• **Problem to work on**: Rewrite the entries from the beginning through the line that contains "428, 599, 432]", replacing "Datenschutz" with "Privacy Policy" and leaving everything else unchanged.

-- Data entries start --

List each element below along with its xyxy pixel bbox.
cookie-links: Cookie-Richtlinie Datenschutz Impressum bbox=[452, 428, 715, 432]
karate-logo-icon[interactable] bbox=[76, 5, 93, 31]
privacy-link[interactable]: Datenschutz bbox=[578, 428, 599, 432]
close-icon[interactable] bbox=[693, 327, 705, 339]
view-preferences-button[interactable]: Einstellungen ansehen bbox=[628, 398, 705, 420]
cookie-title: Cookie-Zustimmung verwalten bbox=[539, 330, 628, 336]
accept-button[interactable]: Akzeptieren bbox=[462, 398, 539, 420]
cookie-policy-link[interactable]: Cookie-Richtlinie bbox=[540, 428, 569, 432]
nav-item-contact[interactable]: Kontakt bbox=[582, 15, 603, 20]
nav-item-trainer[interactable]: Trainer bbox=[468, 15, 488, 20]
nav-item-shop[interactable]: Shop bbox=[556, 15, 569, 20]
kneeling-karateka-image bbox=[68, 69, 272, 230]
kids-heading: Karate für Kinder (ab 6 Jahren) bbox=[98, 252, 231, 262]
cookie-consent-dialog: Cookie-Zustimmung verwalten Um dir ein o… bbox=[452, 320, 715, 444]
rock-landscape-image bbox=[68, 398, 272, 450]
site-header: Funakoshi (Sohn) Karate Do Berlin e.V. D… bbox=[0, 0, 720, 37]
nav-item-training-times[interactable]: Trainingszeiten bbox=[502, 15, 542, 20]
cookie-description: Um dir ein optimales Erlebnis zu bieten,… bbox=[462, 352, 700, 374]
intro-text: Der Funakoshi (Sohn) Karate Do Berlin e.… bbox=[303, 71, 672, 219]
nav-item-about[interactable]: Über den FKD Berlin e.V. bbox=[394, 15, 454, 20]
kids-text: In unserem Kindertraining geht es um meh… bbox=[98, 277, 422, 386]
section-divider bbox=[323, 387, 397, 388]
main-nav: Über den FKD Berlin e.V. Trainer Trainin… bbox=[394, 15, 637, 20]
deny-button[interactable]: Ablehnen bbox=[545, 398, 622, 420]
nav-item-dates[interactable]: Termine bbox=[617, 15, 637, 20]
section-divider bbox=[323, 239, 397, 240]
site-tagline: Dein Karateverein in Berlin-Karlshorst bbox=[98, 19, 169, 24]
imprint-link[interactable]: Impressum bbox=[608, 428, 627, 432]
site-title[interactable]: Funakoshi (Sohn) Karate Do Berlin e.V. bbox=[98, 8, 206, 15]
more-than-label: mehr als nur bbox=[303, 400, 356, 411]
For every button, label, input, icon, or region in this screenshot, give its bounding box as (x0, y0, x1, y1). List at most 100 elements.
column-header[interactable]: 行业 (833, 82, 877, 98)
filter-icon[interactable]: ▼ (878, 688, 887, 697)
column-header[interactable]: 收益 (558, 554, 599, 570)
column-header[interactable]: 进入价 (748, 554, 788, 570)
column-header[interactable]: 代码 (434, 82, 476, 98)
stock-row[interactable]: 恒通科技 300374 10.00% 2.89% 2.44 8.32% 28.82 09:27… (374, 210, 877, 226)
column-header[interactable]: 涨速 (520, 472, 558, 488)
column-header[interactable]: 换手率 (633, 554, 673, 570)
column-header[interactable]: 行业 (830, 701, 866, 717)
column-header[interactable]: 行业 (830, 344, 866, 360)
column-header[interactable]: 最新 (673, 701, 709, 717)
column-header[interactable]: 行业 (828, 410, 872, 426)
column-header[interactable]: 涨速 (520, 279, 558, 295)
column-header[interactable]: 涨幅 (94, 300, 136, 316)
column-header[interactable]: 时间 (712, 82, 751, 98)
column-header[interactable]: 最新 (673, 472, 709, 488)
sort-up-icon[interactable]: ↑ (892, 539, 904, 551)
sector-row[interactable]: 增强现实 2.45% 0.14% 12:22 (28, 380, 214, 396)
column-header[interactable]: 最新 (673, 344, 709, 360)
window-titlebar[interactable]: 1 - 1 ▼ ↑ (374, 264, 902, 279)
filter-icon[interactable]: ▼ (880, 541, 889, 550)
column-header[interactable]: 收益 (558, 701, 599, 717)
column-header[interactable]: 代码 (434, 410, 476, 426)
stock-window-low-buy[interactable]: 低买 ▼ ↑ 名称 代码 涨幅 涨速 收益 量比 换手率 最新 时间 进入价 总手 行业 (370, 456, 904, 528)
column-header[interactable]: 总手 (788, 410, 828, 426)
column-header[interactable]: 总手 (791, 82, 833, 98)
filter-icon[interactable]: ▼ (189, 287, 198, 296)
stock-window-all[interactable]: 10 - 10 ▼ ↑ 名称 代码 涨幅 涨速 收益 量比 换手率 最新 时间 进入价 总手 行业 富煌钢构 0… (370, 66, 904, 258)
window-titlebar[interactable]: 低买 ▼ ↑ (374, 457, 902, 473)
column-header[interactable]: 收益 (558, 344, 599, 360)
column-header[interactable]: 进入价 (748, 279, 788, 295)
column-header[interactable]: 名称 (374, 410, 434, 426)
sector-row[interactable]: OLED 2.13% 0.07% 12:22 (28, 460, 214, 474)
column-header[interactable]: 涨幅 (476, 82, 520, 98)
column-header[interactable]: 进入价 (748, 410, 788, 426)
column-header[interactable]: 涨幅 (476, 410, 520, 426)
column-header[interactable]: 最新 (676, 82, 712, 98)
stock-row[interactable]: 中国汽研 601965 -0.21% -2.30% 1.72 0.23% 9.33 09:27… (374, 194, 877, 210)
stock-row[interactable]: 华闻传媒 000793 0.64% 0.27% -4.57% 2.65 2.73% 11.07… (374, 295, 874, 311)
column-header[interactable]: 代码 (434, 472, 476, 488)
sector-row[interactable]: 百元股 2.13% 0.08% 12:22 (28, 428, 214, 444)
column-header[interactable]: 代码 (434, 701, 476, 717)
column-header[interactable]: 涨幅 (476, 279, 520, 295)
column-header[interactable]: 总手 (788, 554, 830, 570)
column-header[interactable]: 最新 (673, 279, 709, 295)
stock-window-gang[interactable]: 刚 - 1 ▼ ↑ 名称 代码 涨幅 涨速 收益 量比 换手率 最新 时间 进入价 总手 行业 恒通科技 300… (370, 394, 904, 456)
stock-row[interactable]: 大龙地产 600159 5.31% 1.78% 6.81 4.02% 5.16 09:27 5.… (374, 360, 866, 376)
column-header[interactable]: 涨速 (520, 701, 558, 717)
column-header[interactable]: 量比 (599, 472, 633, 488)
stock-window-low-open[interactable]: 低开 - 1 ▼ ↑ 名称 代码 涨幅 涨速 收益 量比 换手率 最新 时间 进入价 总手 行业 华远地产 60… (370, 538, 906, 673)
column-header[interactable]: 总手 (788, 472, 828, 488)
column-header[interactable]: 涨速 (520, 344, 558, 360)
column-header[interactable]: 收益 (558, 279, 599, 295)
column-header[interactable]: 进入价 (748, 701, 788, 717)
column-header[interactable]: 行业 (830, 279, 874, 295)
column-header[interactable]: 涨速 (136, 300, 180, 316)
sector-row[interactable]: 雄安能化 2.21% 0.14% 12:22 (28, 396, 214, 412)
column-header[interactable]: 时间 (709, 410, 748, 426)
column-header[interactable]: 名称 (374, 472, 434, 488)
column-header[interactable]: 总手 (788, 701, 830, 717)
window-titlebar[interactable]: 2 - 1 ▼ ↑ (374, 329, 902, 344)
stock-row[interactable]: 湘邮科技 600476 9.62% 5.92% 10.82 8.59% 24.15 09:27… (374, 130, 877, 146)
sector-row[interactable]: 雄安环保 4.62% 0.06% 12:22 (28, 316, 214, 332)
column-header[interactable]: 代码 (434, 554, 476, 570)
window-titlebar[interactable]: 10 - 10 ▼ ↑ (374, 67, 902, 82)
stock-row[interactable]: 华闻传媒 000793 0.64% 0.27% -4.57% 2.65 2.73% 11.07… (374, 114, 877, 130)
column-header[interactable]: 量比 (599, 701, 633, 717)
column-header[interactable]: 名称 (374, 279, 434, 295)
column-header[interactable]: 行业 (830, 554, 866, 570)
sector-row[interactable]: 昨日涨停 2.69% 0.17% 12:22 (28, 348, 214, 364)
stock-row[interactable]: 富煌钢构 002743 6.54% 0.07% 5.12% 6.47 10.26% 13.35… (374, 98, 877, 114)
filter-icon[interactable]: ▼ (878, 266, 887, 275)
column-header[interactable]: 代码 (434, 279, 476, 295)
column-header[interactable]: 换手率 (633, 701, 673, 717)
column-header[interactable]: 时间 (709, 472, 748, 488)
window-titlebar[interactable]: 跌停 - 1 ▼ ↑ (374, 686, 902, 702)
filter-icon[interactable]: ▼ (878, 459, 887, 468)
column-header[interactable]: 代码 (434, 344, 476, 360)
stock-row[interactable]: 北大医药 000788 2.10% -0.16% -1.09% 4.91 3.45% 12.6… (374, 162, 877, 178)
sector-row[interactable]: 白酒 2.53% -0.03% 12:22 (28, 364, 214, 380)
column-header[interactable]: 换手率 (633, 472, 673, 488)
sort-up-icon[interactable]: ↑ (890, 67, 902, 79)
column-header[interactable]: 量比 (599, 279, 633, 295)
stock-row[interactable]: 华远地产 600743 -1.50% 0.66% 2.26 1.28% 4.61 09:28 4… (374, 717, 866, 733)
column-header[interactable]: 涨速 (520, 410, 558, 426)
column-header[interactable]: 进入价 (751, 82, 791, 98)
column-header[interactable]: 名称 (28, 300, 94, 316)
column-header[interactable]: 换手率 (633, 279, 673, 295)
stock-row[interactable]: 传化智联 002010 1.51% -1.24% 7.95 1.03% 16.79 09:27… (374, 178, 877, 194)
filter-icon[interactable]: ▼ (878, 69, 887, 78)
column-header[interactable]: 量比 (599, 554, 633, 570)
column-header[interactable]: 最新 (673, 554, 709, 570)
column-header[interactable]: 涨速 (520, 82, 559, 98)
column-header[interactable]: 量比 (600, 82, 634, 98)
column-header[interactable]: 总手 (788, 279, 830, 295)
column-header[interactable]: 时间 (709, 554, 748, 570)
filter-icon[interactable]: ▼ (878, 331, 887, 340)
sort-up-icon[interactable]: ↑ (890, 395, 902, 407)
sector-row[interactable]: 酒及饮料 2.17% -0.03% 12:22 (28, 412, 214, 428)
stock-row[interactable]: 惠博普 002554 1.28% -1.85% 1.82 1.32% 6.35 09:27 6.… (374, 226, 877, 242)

-- Data entries end --

• **Result of this task**:
List each element below along with its xyxy pixel bbox.
cookie-links: Cookie-Richtlinie Privacy Policy Impressum bbox=[452, 428, 715, 432]
karate-logo-icon[interactable] bbox=[76, 5, 93, 31]
privacy-link[interactable]: Privacy Policy bbox=[578, 428, 599, 432]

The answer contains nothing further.